• **What is asked**:
Reproduce each line of the listing exactly.

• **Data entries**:
::::

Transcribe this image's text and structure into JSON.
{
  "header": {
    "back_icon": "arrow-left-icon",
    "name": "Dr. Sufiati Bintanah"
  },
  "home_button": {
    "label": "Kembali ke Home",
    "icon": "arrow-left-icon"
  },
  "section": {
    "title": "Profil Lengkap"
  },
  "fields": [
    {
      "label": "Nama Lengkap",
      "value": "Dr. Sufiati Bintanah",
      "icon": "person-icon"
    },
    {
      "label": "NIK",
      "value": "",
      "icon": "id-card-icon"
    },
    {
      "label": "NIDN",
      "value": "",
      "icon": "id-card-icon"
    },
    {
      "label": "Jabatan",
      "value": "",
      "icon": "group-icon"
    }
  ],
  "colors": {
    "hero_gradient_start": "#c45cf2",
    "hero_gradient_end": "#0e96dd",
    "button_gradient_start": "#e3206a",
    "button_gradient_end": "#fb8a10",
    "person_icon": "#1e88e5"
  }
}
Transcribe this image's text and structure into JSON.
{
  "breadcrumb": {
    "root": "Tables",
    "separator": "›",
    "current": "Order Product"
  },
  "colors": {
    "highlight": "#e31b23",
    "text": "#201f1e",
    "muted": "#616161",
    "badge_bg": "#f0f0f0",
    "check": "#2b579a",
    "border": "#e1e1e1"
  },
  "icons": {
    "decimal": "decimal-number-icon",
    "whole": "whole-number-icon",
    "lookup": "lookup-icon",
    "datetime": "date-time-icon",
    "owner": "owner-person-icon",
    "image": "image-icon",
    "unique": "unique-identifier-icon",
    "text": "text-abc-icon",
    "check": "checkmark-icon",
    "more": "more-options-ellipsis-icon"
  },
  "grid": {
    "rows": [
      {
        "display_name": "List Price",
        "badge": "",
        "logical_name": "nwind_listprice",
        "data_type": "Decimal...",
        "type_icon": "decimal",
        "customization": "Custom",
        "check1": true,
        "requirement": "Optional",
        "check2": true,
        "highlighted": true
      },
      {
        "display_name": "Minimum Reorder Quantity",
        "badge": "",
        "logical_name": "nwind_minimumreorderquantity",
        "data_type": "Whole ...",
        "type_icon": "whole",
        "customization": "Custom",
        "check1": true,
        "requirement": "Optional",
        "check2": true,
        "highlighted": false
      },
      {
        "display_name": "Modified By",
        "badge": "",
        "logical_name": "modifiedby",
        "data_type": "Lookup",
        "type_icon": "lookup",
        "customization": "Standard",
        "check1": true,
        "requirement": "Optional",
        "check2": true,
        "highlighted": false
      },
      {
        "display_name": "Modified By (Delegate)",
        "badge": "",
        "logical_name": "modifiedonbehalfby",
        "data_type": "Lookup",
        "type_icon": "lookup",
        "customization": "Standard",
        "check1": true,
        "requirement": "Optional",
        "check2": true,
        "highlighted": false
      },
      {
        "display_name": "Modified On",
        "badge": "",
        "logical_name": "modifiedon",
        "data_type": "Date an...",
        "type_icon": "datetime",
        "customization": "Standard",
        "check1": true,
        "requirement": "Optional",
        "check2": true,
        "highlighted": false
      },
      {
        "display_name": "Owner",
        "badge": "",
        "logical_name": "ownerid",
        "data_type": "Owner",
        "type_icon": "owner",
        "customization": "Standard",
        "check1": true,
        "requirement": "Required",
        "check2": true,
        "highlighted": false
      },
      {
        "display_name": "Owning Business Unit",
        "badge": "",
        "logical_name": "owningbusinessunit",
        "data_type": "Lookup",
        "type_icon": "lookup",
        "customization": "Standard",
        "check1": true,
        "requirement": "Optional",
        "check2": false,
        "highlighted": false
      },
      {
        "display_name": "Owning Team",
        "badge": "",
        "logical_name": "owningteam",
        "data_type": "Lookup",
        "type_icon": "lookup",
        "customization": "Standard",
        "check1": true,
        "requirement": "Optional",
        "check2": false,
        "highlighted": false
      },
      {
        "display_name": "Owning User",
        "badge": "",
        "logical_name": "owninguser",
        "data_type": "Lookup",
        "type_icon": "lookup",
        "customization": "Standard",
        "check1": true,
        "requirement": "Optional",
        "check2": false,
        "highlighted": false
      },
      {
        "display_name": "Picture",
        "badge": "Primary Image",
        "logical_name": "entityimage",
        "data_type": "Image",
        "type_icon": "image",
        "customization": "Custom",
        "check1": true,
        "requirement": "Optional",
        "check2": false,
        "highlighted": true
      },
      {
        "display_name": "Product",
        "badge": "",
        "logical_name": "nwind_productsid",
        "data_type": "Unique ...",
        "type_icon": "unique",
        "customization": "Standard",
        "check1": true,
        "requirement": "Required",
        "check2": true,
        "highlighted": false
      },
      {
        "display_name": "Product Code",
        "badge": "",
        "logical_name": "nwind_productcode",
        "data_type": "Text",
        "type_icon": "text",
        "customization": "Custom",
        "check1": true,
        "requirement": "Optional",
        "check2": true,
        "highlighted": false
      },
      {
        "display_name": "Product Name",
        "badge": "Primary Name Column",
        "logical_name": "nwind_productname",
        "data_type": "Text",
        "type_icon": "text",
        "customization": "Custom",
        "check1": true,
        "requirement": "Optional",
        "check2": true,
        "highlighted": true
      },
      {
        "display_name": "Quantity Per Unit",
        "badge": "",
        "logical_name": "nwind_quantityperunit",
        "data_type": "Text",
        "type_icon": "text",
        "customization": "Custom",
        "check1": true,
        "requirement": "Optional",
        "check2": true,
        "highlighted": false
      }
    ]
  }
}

::::

• **Solution for this task**:
Transcribe this image's text and structure into JSON.
{
  "header": {
    "back_icon": "arrow-left-icon",
    "name": "Dr. Sufiati Bintanah"
  },
  "home_button": {
    "label": "Kembali ke Home",
    "icon": "arrow-left-icon"
  },
  "section": {
    "title": "Profil Lengkap"
  },
  "fields": [
    {
      "label": "Nama Lengkap",
      "value": "Dr. Sufiati Bintanah",
      "icon": "person-icon"
    },
    {
      "label": "NIK",
      "value": "",
      "icon": "id-card-icon"
    },
    {
      "label": "NIDN",
      "value": "",
      "icon": "id-card-icon"
    },
    {
      "label": "Jabatan",
      "value": "",
      "icon": "group-icon"
    }
  ],
  "colors": {
    "hero_gradient_start": "#c45cf2",
    "hero_gradient_end": "#0e96dd",
    "button_gradient_start": "#e3206a",
    "button_gradient_end": "#fb8a10",
    "person_icon": "#1e88e5"
  }
}
Transcribe this image's text and structure into JSON.
{
  "breadcrumb": {
    "root": "Tables",
    "separator": "›",
    "current": "Order Product"
  },
  "colors": {
    "highlight": "#e31b23",
    "text": "#201f1e",
    "muted": "#616161",
    "badge_bg": "#f0f0f0",
    "check": "#2b579a",
    "border": "#e1e1e1"
  },
  "icons": {
    "decimal": "decimal-number-icon",
    "whole": "whole-number-icon",
    "lookup": "lookup-icon",
    "datetime": "date-time-icon",
    "owner": "owner-person-icon",
    "image": "image-icon",
    "unique": "unique-identifier-icon",
    "text": "text-abc-icon",
    "check": "checkmark-icon",
    "more": "more-options-ellipsis-icon"
  },
  "grid": {
    "rows": [
      {
        "display_name": "List Price",
        "badge": "",
        "logical_name": "nwind_listprice",
        "data_type": "Decimal...",
        "type_icon": "decimal",
        "customization": "Custom",
        "check1": true,
        "requirement": "Optional",
        "check2": true,
        "highlighted": true
      },
      {
        "display_name": "Minimum Reorder Quantity",
        "badge": "",
        "logical_name": "nwind_minimumreorderquantity",
        "data_type": "Whole ...",
        "type_icon": "whole",
        "customization": "Custom",
        "check1": true,
        "requirement": "Optional",
        "check2": true,
        "highlighted": false
      },
      {
        "display_name": "Modified By",
        "badge": "",
        "logical_name": "modifiedby",
        "data_type": "Lookup",
        "type_icon": "lookup",
        "customization": "Standard",
        "check1": true,
        "requirement": "Optional",
        "check2": true,
        "highlighted": false
      },
      {
        "display_name": "Modified By (Delegate)",
        "badge": "",
        "logical_name": "modifiedonbehalfby",
        "data_type": "Lookup",
        "type_icon": "lookup",
        "customization": "Standard",
        "check1": true,
        "requirement": "Optional",
        "check2": true,
        "highlighted": false
      },
      {
        "display_name": "Modified On",
        "badge": "",
        "logical_name": "modifiedon",
        "data_type": "Date an...",
        "type_icon": "datetime",
        "customization": "Standard",
        "check1": true,
        "requirement": "Optional",
        "check2": true,
        "highlighted": false
      },
      {
        "display_name": "Owner",
        "badge": "",
        "logical_name": "ownerid",
        "data_type": "Owner",
        "type_icon": "owner",
        "customization": "Standard",
        "check1": true,
        "requirement": "Required",
        "check2": true,
        "highlighted": false
      },
      {
        "display_name": "Owning Business Unit",
        "badge": "",
        "logical_name": "owningbusinessunit",
        "data_type": "Lookup",
        "type_icon": "lookup",
        "customization": "Standard",
        "check1": true,
        "requirement": "Optional",
        "check2": false,
        "highlighted": false
      },
      {
        "display_name": "Owning Team",
        "badge": "",
        "logical_name": "owningteam",
        "data_type": "Lookup",
        "type_icon": "lookup",
        "customization": "Standard",
        "check1": true,
        "requirement": "Optional",
        "check2": false,
        "highlighted": false
      },
      {
        "display_name": "Owning User",
        "badge": "",
        "logical_name": "owninguser",
        "data_type": "Lookup",
        "type_icon": "lookup",
        "customization": "Standard",
        "check1": true,
        "requirement": "Optional",
        "check2": false,
        "highlighted": false
      },
      {
        "display_name": "Picture",
        "badge": "Primary Image",
        "logical_name": "entityimage",
        "data_type": "Image",
        "type_icon": "image",
        "customization": "Custom",
        "check1": true,
        "requirement": "Optional",
        "check2": false,
        "highlighted": true
      },
      {
        "display_name": "Product",
        "badge": "",
        "logical_name": "nwind_productsid",
        "data_type": "Unique ...",
        "type_icon": "unique",
        "customization": "Standard",
        "check1": true,
        "requirement": "Required",
        "check2": true,
        "highlighted": false
      },
      {
        "display_name": "Product Code",
        "badge": "",
        "logical_name": "nwind_productcode",
        "data_type": "Text",
        "type_icon": "text",
        "customization": "Custom",
        "check1": true,
        "requirement": "Optional",
        "check2": true,
        "highlighted": false
      },
      {
        "display_name": "Product Name",
        "badge": "Primary Name Column",
        "logical_name": "nwind_productname",
        "data_type": "Text",
        "type_icon": "text",
        "customization": "Custom",
        "check1": true,
        "requirement": "Optional",
        "check2": true,
        "highlighted": true
      },
      {
        "display_name": "Quantity Per Unit",
        "badge": "",
        "logical_name": "nwind_quantityperunit",
        "data_type": "Text",
        "type_icon": "text",
        "customization": "Custom",
        "check1": true,
        "requirement": "Optional",
        "check2": true,
        "highlighted": false
      }
    ]
  }
}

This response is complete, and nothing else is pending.